*STATED EXERCISE*.
Repeat word for word everything from the line containing "What's the underlying" to the end of the listing, first and last lines included, and only that.

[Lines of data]
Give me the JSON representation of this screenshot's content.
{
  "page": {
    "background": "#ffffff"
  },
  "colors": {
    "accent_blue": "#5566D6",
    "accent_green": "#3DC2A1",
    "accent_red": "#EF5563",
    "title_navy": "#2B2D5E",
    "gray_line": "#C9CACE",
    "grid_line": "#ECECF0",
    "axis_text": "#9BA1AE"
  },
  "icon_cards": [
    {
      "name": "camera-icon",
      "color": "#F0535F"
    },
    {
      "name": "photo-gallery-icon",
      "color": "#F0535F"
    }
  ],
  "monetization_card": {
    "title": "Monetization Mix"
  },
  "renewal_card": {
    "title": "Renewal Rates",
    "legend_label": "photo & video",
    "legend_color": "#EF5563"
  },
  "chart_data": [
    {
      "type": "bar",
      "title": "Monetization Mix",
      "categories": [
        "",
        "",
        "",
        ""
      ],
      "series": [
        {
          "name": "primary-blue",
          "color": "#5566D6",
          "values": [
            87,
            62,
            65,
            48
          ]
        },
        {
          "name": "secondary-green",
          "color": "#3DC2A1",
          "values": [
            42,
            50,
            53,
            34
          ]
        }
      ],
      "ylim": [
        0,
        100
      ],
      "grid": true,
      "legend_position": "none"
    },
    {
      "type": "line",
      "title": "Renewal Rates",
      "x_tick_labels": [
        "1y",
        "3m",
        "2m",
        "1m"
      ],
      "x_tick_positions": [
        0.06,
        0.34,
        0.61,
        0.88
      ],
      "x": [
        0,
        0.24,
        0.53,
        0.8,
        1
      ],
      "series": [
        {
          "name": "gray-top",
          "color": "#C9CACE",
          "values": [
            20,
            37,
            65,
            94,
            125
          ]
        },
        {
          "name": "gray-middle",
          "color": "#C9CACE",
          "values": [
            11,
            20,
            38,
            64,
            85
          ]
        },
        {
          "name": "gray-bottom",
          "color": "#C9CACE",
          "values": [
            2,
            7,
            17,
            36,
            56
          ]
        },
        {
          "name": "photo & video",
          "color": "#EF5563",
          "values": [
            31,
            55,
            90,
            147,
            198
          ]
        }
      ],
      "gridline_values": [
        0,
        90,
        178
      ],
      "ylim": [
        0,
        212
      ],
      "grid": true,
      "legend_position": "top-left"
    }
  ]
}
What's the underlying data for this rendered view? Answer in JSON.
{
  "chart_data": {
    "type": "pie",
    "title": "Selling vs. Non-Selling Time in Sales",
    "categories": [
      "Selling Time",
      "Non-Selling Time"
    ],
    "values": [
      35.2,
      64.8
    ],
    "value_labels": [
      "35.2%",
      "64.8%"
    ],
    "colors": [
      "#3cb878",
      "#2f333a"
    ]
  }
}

*REPLY TO THE EXERCISE*.
What's the underlying data for this rendered view? Answer in JSON.
{
  "chart_data": {
    "type": "pie",
    "title": "Selling vs. Non-Selling Time in Sales",
    "categories": [
      "Selling Time",
      "Non-Selling Time"
    ],
    "values": [
      35.2,
      64.8
    ],
    "value_labels": [
      "35.2%",
      "64.8%"
    ],
    "colors": [
      "#3cb878",
      "#2f333a"
    ]
  }
}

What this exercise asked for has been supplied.